-- Start Exercise input --

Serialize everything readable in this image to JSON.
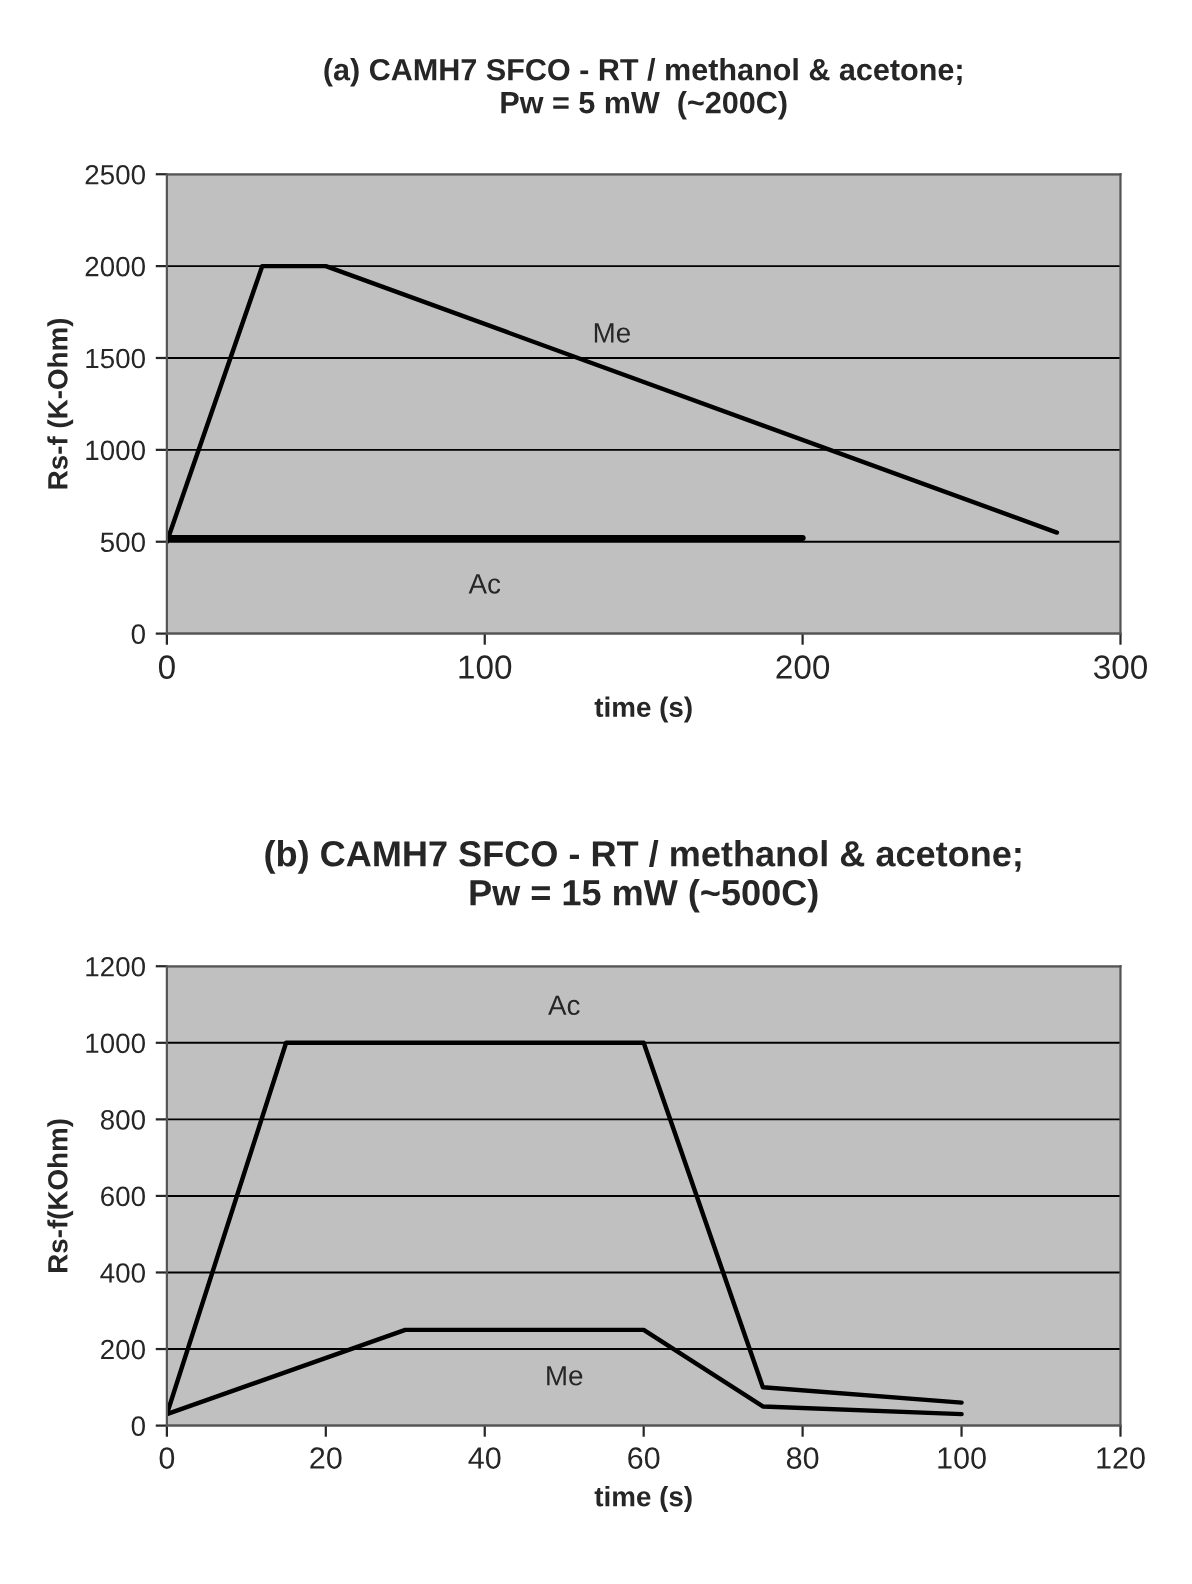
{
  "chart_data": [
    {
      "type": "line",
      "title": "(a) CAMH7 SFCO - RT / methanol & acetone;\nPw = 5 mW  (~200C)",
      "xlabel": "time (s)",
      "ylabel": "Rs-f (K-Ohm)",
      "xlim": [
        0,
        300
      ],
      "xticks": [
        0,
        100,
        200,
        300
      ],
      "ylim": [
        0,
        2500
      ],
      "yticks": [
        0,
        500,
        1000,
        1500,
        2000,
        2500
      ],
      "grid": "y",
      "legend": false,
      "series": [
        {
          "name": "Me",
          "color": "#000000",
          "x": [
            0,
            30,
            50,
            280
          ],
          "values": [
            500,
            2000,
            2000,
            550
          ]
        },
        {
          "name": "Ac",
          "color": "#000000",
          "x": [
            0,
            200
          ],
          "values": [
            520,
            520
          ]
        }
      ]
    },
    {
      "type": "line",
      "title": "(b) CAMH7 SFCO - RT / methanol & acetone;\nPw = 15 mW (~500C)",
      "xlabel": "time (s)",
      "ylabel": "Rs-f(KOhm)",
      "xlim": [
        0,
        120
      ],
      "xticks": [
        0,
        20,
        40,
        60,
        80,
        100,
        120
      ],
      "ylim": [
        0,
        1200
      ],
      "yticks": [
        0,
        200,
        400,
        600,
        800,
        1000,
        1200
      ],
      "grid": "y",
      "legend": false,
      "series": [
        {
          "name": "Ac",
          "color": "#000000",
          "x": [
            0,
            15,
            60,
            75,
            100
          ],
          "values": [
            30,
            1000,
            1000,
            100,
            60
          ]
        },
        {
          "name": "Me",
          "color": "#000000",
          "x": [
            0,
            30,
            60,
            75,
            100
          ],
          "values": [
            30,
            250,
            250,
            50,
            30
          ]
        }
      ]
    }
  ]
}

-- End Exercise input --

- **Brief**
Repeat the material above in full and unchanged, minus its images.

- **Output below**
Serialize everything readable in this image to JSON.
{
  "chart_data": [
    {
      "type": "line",
      "title": "(a) CAMH7 SFCO - RT / methanol & acetone;\nPw = 5 mW  (~200C)",
      "xlabel": "time (s)",
      "ylabel": "Rs-f (K-Ohm)",
      "xlim": [
        0,
        300
      ],
      "xticks": [
        0,
        100,
        200,
        300
      ],
      "ylim": [
        0,
        2500
      ],
      "yticks": [
        0,
        500,
        1000,
        1500,
        2000,
        2500
      ],
      "grid": "y",
      "legend": false,
      "series": [
        {
          "name": "Me",
          "color": "#000000",
          "x": [
            0,
            30,
            50,
            280
          ],
          "values": [
            500,
            2000,
            2000,
            550
          ]
        },
        {
          "name": "Ac",
          "color": "#000000",
          "x": [
            0,
            200
          ],
          "values": [
            520,
            520
          ]
        }
      ]
    },
    {
      "type": "line",
      "title": "(b) CAMH7 SFCO - RT / methanol & acetone;\nPw = 15 mW (~500C)",
      "xlabel": "time (s)",
      "ylabel": "Rs-f(KOhm)",
      "xlim": [
        0,
        120
      ],
      "xticks": [
        0,
        20,
        40,
        60,
        80,
        100,
        120
      ],
      "ylim": [
        0,
        1200
      ],
      "yticks": [
        0,
        200,
        400,
        600,
        800,
        1000,
        1200
      ],
      "grid": "y",
      "legend": false,
      "series": [
        {
          "name": "Ac",
          "color": "#000000",
          "x": [
            0,
            15,
            60,
            75,
            100
          ],
          "values": [
            30,
            1000,
            1000,
            100,
            60
          ]
        },
        {
          "name": "Me",
          "color": "#000000",
          "x": [
            0,
            30,
            60,
            75,
            100
          ],
          "values": [
            30,
            250,
            250,
            50,
            30
          ]
        }
      ]
    }
  ]
}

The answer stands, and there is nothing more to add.